#### EXERCISE BRIEF:
Pictures are not part of the copy; repeat everything else in the records exactly.

#### ROWS:
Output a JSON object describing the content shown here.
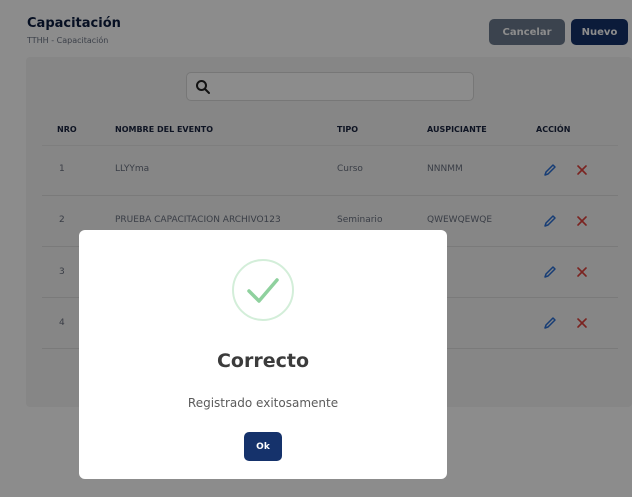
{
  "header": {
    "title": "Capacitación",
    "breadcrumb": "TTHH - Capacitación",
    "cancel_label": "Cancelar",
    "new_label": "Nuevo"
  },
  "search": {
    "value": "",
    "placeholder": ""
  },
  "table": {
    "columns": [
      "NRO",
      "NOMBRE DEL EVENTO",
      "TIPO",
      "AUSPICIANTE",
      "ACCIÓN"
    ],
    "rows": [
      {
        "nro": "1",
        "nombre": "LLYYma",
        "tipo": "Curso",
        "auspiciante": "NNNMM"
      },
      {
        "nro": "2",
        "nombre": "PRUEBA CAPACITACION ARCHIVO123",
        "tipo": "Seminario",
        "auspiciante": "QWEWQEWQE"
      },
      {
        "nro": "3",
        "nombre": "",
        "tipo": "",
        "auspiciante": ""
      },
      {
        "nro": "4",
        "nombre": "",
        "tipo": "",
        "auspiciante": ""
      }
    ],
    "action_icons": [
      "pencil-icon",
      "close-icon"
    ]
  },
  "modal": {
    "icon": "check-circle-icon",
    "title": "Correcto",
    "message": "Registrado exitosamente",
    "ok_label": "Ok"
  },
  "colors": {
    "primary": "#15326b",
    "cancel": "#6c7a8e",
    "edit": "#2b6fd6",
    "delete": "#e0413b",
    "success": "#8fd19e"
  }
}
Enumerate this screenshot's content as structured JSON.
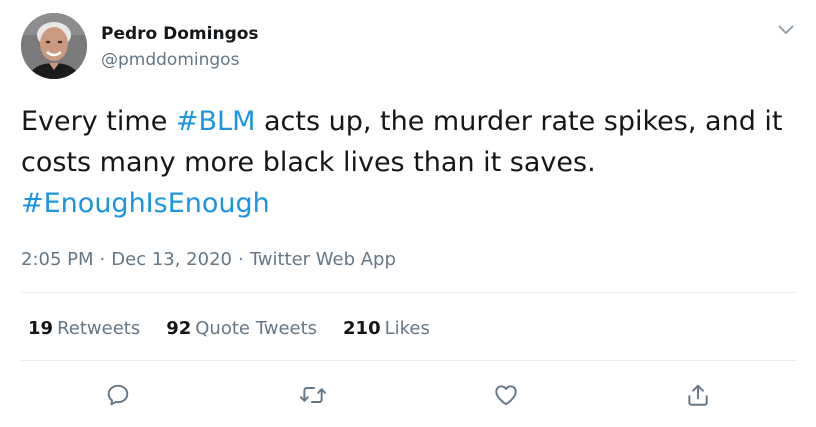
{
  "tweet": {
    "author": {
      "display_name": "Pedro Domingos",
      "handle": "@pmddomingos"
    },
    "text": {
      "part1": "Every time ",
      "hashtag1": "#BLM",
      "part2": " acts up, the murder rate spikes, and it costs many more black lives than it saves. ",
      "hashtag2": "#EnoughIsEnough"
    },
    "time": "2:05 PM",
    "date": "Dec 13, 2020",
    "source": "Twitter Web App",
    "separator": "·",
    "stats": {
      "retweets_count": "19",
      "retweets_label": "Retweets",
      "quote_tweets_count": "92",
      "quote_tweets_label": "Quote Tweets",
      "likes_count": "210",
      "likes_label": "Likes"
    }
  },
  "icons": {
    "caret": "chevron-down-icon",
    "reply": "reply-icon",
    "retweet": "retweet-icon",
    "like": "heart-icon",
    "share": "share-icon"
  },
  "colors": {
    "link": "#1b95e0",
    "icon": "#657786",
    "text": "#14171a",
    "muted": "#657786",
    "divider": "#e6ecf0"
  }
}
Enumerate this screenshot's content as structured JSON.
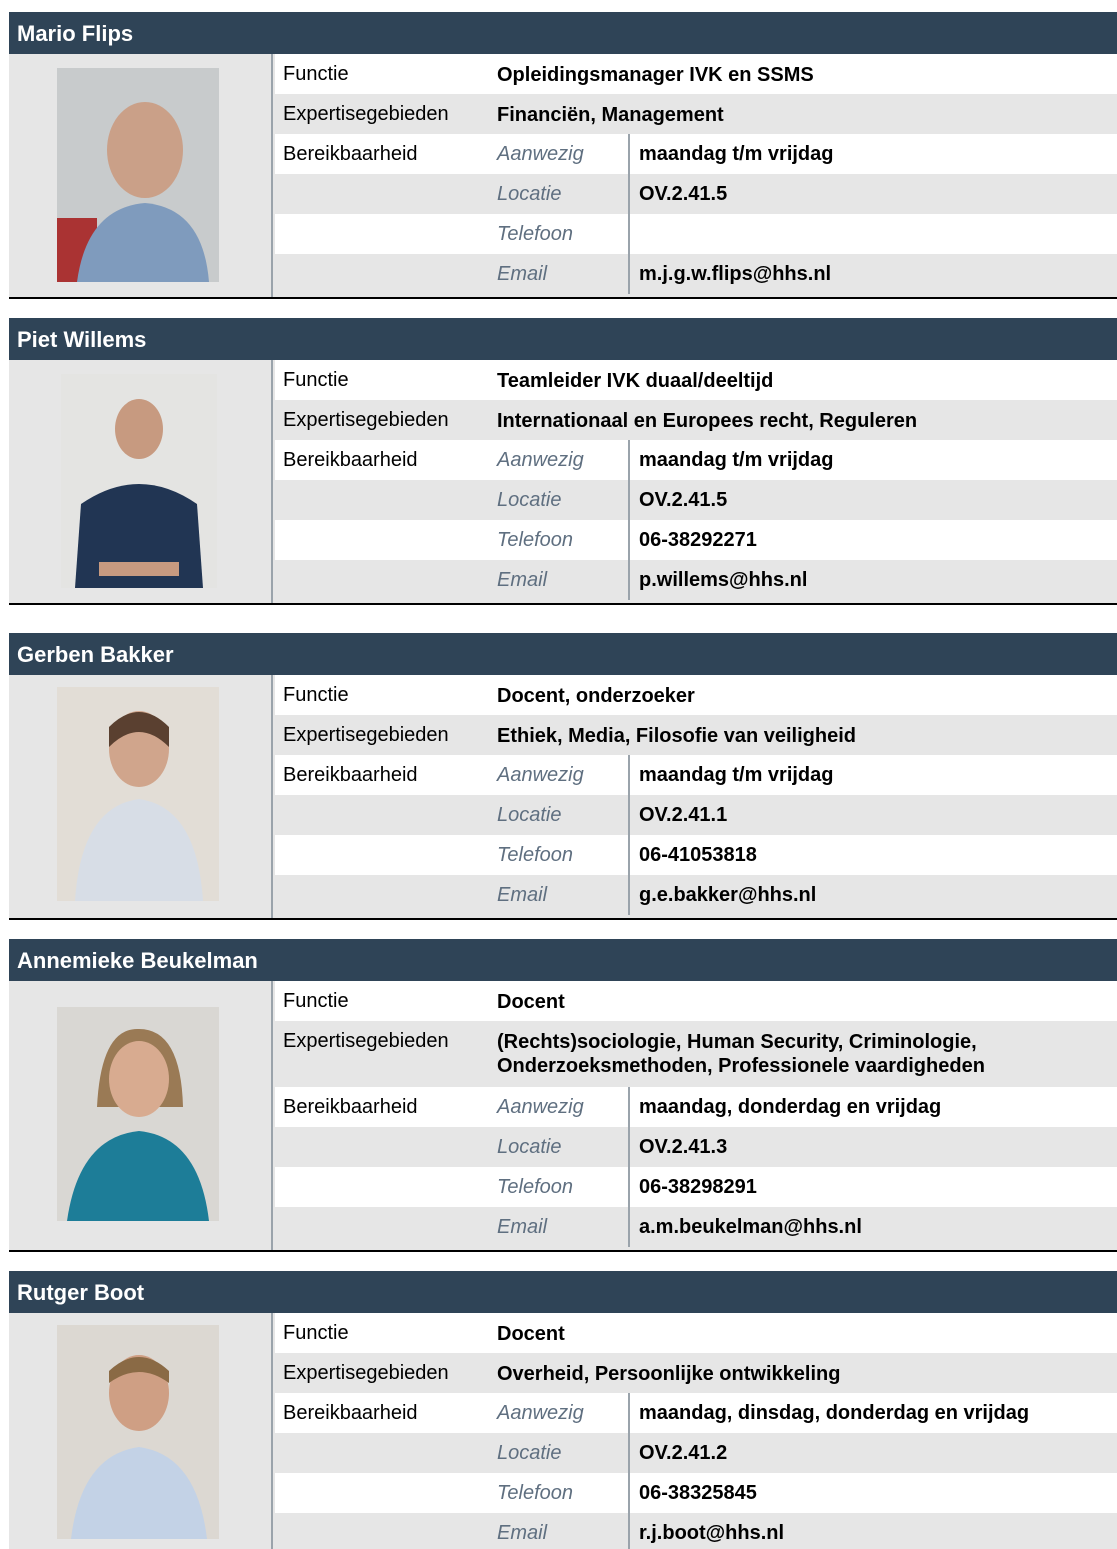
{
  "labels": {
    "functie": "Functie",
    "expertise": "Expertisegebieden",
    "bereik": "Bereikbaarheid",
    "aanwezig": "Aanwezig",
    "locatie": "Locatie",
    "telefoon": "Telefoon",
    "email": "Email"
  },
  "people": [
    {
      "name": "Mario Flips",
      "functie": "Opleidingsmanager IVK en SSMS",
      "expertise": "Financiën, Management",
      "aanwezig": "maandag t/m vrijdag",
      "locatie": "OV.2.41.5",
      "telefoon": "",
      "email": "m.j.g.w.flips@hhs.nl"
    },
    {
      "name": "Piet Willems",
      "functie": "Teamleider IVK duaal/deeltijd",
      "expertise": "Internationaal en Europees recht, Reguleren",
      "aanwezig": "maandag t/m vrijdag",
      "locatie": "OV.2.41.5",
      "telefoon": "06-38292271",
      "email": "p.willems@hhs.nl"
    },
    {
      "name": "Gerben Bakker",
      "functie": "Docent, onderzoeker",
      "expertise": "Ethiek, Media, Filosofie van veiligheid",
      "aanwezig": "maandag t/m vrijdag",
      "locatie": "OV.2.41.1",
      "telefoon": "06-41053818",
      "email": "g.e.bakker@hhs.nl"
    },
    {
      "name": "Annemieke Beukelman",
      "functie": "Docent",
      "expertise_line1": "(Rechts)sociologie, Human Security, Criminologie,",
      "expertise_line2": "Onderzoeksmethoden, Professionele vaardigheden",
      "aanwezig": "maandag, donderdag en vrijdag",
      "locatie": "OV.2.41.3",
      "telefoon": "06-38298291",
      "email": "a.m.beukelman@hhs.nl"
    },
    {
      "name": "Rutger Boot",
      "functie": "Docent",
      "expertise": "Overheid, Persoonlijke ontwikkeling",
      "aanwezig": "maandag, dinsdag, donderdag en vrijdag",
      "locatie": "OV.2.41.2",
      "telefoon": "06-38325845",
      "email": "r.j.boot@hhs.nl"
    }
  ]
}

#### OUTPUT FOR THIS EXERCISE:
Output a JSON object describing the content shown here.
{
  "header": {
    "title": "Capacitación",
    "breadcrumb": "TTHH - Capacitación",
    "cancel_label": "Cancelar",
    "new_label": "Nuevo"
  },
  "search": {
    "value": "",
    "placeholder": ""
  },
  "table": {
    "columns": [
      "NRO",
      "NOMBRE DEL EVENTO",
      "TIPO",
      "AUSPICIANTE",
      "ACCIÓN"
    ],
    "rows": [
      {
        "nro": "1",
        "nombre": "LLYYma",
        "tipo": "Curso",
        "auspiciante": "NNNMM"
      },
      {
        "nro": "2",
        "nombre": "PRUEBA CAPACITACION ARCHIVO123",
        "tipo": "Seminario",
        "auspiciante": "QWEWQEWQE"
      },
      {
        "nro": "3",
        "nombre": "",
        "tipo": "",
        "auspiciante": ""
      },
      {
        "nro": "4",
        "nombre": "",
        "tipo": "",
        "auspiciante": ""
      }
    ],
    "action_icons": [
      "pencil-icon",
      "close-icon"
    ]
  },
  "modal": {
    "icon": "check-circle-icon",
    "title": "Correcto",
    "message": "Registrado exitosamente",
    "ok_label": "Ok"
  },
  "colors": {
    "primary": "#15326b",
    "cancel": "#6c7a8e",
    "edit": "#2b6fd6",
    "delete": "#e0413b",
    "success": "#8fd19e"
  }
}
Enumerate this screenshot's content as structured JSON.
{
  "tweet": {
    "author": {
      "display_name": "Pedro Domingos",
      "handle": "@pmddomingos"
    },
    "text": {
      "part1": "Every time ",
      "hashtag1": "#BLM",
      "part2": " acts up, the murder rate spikes, and it costs many more black lives than it saves. ",
      "hashtag2": "#EnoughIsEnough"
    },
    "time": "2:05 PM",
    "date": "Dec 13, 2020",
    "source": "Twitter Web App",
    "separator": "·",
    "stats": {
      "retweets_count": "19",
      "retweets_label": "Retweets",
      "quote_tweets_count": "92",
      "quote_tweets_label": "Quote Tweets",
      "likes_count": "210",
      "likes_label": "Likes"
    }
  },
  "icons": {
    "caret": "chevron-down-icon",
    "reply": "reply-icon",
    "retweet": "retweet-icon",
    "like": "heart-icon",
    "share": "share-icon"
  },
  "colors": {
    "link": "#1b95e0",
    "icon": "#657786",
    "text": "#14171a",
    "muted": "#657786",
    "divider": "#e6ecf0"
  }
}
Enumerate this screenshot's content as structured JSON.
{
  "labels": {
    "functie": "Functie",
    "expertise": "Expertisegebieden",
    "bereik": "Bereikbaarheid",
    "aanwezig": "Aanwezig",
    "locatie": "Locatie",
    "telefoon": "Telefoon",
    "email": "Email"
  },
  "people": [
    {
      "name": "Mario Flips",
      "functie": "Opleidingsmanager IVK en SSMS",
      "expertise": "Financiën, Management",
      "aanwezig": "maandag t/m vrijdag",
      "locatie": "OV.2.41.5",
      "telefoon": "",
      "email": "m.j.g.w.flips@hhs.nl"
    },
    {
      "name": "Piet Willems",
      "functie": "Teamleider IVK duaal/deeltijd",
      "expertise": "Internationaal en Europees recht, Reguleren",
      "aanwezig": "maandag t/m vrijdag",
      "locatie": "OV.2.41.5",
      "telefoon": "06-38292271",
      "email": "p.willems@hhs.nl"
    },
    {
      "name": "Gerben Bakker",
      "functie": "Docent, onderzoeker",
      "expertise": "Ethiek, Media, Filosofie van veiligheid",
      "aanwezig": "maandag t/m vrijdag",
      "locatie": "OV.2.41.1",
      "telefoon": "06-41053818",
      "email": "g.e.bakker@hhs.nl"
    },
    {
      "name": "Annemieke Beukelman",
      "functie": "Docent",
      "expertise_line1": "(Rechts)sociologie, Human Security, Criminologie,",
      "expertise_line2": "Onderzoeksmethoden, Professionele vaardigheden",
      "aanwezig": "maandag, donderdag en vrijdag",
      "locatie": "OV.2.41.3",
      "telefoon": "06-38298291",
      "email": "a.m.beukelman@hhs.nl"
    },
    {
      "name": "Rutger Boot",
      "functie": "Docent",
      "expertise": "Overheid, Persoonlijke ontwikkeling",
      "aanwezig": "maandag, dinsdag, donderdag en vrijdag",
      "locatie": "OV.2.41.2",
      "telefoon": "06-38325845",
      "email": "r.j.boot@hhs.nl"
    }
  ]
}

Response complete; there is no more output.